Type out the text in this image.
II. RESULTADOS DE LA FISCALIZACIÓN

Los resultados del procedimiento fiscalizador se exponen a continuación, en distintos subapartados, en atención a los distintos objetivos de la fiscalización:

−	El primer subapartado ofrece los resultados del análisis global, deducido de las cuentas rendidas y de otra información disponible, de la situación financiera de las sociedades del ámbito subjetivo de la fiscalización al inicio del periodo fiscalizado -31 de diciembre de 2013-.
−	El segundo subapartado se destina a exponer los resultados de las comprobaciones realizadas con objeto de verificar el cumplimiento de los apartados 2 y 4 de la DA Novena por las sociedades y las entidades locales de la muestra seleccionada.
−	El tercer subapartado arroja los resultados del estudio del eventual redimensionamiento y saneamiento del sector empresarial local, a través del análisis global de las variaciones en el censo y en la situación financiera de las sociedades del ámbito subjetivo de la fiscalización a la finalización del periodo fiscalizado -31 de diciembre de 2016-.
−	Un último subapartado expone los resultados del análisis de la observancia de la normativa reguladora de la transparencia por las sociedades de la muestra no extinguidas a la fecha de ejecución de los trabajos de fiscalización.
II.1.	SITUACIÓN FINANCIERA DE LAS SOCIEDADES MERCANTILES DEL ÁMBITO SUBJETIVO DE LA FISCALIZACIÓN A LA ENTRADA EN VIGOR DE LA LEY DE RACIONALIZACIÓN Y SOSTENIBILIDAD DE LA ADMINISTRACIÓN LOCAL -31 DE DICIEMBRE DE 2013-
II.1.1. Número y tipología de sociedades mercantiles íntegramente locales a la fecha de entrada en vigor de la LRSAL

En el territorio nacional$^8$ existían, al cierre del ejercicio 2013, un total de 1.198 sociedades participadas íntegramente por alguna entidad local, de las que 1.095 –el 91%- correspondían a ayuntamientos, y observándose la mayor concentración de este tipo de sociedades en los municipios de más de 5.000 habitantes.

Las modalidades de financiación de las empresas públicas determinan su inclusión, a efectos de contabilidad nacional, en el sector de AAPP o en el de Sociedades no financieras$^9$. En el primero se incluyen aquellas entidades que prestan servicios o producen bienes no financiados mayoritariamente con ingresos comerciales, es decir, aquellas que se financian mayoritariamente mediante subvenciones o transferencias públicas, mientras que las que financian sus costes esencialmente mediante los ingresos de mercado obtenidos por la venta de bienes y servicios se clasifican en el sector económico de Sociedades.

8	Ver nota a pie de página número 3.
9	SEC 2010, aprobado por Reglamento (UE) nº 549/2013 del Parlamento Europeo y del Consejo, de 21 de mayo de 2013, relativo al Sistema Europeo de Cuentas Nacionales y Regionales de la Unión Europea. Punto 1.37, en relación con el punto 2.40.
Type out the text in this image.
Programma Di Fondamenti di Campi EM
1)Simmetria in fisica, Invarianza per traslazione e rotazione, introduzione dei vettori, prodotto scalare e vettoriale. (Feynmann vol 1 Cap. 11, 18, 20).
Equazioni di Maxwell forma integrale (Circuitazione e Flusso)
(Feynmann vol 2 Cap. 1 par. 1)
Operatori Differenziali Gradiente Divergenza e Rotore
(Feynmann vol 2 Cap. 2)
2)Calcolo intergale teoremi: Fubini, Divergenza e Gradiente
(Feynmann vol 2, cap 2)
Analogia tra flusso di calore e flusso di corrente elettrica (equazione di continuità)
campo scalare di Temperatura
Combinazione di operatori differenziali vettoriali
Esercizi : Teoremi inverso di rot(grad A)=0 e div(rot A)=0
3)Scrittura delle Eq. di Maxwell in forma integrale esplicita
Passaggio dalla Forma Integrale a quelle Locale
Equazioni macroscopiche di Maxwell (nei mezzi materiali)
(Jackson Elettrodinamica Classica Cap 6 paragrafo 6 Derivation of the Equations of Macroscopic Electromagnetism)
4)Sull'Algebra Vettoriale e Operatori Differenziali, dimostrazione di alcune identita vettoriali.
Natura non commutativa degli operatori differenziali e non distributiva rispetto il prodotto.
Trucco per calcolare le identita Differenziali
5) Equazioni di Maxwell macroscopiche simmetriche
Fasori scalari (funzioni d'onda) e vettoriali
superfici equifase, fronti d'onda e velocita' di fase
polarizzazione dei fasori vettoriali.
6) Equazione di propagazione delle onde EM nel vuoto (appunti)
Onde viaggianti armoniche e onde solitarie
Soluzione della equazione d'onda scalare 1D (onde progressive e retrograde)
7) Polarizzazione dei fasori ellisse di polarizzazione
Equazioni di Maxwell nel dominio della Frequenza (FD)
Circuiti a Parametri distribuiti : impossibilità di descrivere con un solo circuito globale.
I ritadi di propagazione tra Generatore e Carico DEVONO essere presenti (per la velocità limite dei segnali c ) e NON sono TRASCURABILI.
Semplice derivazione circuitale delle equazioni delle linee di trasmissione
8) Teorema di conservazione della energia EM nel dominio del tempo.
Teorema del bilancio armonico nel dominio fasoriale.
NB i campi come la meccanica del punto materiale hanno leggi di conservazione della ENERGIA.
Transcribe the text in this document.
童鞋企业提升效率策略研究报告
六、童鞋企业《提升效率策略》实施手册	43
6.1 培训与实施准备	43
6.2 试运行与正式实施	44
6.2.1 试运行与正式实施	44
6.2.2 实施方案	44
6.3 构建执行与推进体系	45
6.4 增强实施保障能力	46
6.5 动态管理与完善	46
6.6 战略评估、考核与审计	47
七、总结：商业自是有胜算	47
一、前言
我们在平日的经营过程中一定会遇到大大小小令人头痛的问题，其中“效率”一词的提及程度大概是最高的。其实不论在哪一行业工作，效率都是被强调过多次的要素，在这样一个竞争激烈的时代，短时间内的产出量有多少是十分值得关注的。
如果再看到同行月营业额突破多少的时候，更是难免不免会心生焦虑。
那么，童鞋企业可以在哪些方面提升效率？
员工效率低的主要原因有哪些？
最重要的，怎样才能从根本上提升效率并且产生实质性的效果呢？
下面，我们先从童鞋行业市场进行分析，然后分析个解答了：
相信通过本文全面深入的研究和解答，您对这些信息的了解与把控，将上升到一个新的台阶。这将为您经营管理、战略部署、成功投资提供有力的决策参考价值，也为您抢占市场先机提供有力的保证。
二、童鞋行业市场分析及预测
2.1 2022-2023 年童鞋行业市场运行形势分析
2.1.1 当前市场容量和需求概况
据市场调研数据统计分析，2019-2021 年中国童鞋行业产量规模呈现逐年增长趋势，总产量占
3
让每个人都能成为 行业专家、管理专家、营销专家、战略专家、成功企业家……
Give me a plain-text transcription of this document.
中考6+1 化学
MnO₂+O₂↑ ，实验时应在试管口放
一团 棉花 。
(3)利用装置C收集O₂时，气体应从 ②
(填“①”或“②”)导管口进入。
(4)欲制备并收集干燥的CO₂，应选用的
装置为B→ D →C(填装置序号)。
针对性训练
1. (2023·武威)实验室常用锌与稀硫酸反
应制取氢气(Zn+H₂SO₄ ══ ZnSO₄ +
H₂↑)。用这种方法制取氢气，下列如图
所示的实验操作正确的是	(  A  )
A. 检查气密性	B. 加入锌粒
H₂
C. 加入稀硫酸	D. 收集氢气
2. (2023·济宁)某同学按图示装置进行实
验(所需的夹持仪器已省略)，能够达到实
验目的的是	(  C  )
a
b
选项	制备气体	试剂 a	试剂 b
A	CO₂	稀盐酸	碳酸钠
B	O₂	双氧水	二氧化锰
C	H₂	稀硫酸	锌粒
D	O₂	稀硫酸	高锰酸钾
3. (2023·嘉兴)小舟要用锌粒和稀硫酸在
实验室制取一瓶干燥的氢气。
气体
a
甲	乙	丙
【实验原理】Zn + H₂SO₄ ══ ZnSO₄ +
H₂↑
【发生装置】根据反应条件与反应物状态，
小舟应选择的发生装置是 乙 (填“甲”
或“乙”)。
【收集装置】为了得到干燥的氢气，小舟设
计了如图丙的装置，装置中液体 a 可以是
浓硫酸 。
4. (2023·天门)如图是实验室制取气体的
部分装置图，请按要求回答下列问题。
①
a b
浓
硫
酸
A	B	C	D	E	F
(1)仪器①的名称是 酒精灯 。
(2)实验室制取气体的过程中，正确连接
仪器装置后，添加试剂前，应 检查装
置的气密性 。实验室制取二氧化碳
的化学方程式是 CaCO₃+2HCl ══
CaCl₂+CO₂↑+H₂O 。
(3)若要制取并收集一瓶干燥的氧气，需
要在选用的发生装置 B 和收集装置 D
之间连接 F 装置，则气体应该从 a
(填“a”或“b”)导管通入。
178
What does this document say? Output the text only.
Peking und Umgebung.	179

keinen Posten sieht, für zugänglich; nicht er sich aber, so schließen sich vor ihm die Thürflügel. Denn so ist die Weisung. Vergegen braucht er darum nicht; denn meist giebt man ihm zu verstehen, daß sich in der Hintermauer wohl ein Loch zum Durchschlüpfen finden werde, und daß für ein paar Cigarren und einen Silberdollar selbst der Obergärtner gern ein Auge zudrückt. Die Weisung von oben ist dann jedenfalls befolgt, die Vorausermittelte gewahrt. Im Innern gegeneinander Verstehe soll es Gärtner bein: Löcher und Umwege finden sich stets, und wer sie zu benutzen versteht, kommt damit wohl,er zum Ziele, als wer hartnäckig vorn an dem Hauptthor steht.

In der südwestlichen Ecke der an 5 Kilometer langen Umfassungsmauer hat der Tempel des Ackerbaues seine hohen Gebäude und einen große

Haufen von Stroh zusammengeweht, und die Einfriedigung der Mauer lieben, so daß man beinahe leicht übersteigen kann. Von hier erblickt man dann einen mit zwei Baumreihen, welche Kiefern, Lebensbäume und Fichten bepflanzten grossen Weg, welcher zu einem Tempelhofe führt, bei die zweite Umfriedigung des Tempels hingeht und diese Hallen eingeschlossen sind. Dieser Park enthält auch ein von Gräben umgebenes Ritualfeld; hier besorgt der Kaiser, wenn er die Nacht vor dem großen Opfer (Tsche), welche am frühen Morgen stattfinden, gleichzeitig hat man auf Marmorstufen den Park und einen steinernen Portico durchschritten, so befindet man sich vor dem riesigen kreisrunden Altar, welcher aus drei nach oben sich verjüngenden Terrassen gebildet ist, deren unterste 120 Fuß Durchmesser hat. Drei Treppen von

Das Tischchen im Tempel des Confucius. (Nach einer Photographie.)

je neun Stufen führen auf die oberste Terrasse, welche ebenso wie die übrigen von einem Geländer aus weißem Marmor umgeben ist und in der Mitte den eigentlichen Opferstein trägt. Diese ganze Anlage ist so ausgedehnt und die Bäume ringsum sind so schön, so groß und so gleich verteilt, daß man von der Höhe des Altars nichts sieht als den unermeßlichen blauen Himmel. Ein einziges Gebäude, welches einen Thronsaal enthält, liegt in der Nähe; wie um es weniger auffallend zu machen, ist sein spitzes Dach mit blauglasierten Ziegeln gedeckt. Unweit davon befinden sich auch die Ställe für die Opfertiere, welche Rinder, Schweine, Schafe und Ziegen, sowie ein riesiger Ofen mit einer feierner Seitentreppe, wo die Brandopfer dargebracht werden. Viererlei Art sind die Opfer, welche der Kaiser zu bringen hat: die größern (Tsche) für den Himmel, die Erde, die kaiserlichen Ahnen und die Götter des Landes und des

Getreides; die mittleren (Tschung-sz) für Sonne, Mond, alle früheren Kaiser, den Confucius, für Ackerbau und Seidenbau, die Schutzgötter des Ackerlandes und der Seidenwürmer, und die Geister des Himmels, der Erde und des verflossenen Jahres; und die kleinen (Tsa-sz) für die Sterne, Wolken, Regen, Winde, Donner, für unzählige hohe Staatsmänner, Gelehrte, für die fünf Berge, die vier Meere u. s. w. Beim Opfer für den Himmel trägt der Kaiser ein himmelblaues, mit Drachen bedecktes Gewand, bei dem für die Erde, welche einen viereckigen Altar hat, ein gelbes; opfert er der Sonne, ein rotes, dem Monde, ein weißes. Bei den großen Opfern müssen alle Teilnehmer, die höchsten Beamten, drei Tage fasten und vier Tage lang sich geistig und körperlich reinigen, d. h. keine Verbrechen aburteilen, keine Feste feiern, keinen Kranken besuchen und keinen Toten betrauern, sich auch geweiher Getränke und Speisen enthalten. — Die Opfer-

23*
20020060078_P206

================================

What is the number of lines above that hold the string "Divergenza"? Answer with that number alone.

2